§ **Do this**
In the following material, identify every line holding the string "page" and return it.

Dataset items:

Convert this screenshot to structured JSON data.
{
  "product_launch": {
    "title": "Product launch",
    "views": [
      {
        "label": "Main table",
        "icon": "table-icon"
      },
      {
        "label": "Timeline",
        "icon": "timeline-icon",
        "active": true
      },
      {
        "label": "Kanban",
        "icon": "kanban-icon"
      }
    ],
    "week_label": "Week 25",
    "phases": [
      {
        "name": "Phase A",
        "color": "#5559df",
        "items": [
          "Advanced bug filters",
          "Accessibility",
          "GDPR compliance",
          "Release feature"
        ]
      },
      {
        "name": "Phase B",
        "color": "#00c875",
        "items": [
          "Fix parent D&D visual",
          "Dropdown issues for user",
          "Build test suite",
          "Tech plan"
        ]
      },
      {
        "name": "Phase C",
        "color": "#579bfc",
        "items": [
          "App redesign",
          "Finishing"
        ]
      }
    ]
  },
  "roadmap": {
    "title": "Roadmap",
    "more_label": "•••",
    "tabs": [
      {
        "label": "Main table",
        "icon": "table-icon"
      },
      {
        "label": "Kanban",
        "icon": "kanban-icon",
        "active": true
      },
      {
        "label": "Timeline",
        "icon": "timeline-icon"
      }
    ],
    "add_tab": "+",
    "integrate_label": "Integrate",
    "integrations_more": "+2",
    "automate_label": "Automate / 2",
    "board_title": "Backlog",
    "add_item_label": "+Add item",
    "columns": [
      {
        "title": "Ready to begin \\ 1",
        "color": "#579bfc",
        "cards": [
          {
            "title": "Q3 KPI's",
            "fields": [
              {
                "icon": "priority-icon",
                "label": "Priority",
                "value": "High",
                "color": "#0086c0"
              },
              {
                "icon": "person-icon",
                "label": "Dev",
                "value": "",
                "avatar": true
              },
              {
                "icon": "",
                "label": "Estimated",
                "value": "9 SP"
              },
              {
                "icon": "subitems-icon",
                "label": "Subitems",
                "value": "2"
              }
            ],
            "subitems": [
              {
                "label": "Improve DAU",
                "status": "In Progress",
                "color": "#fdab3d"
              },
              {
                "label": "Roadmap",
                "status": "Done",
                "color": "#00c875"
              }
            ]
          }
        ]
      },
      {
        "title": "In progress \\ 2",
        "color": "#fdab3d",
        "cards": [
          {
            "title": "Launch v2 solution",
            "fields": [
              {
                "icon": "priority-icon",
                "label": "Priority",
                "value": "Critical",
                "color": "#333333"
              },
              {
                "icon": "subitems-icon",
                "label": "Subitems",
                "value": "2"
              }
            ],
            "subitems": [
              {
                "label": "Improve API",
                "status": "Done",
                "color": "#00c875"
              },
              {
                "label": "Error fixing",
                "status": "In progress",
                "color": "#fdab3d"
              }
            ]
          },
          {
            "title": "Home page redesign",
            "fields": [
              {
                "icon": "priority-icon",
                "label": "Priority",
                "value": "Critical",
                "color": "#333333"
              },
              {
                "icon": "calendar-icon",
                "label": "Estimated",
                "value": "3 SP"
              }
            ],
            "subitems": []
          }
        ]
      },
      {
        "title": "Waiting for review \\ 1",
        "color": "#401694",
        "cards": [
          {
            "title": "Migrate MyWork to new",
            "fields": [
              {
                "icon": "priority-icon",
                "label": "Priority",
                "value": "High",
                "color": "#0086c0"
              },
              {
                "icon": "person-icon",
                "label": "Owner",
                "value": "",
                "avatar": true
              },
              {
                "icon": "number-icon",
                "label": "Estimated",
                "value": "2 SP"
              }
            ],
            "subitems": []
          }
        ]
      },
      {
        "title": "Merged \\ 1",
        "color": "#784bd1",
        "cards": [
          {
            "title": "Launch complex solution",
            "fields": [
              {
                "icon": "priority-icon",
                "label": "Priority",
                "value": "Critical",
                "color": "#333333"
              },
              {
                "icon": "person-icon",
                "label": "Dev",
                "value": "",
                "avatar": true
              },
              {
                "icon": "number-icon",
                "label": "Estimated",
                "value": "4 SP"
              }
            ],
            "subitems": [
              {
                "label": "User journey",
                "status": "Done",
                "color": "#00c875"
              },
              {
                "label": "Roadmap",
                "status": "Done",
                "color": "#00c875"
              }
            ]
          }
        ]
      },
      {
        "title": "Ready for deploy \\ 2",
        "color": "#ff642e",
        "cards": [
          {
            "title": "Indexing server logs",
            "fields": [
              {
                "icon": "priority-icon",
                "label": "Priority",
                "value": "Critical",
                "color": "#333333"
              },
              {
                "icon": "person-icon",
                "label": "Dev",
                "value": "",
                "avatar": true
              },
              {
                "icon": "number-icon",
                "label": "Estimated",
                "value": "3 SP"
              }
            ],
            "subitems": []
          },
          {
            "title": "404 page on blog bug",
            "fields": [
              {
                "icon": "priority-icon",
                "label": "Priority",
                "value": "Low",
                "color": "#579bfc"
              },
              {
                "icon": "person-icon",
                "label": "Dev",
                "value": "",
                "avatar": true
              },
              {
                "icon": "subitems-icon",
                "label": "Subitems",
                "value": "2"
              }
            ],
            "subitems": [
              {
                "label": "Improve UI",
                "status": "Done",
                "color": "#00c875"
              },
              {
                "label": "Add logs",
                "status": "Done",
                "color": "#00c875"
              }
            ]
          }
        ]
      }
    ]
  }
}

§ **Result of this exercise**
            "title": "Home page redesign",
            "title": "404 page on blog bug",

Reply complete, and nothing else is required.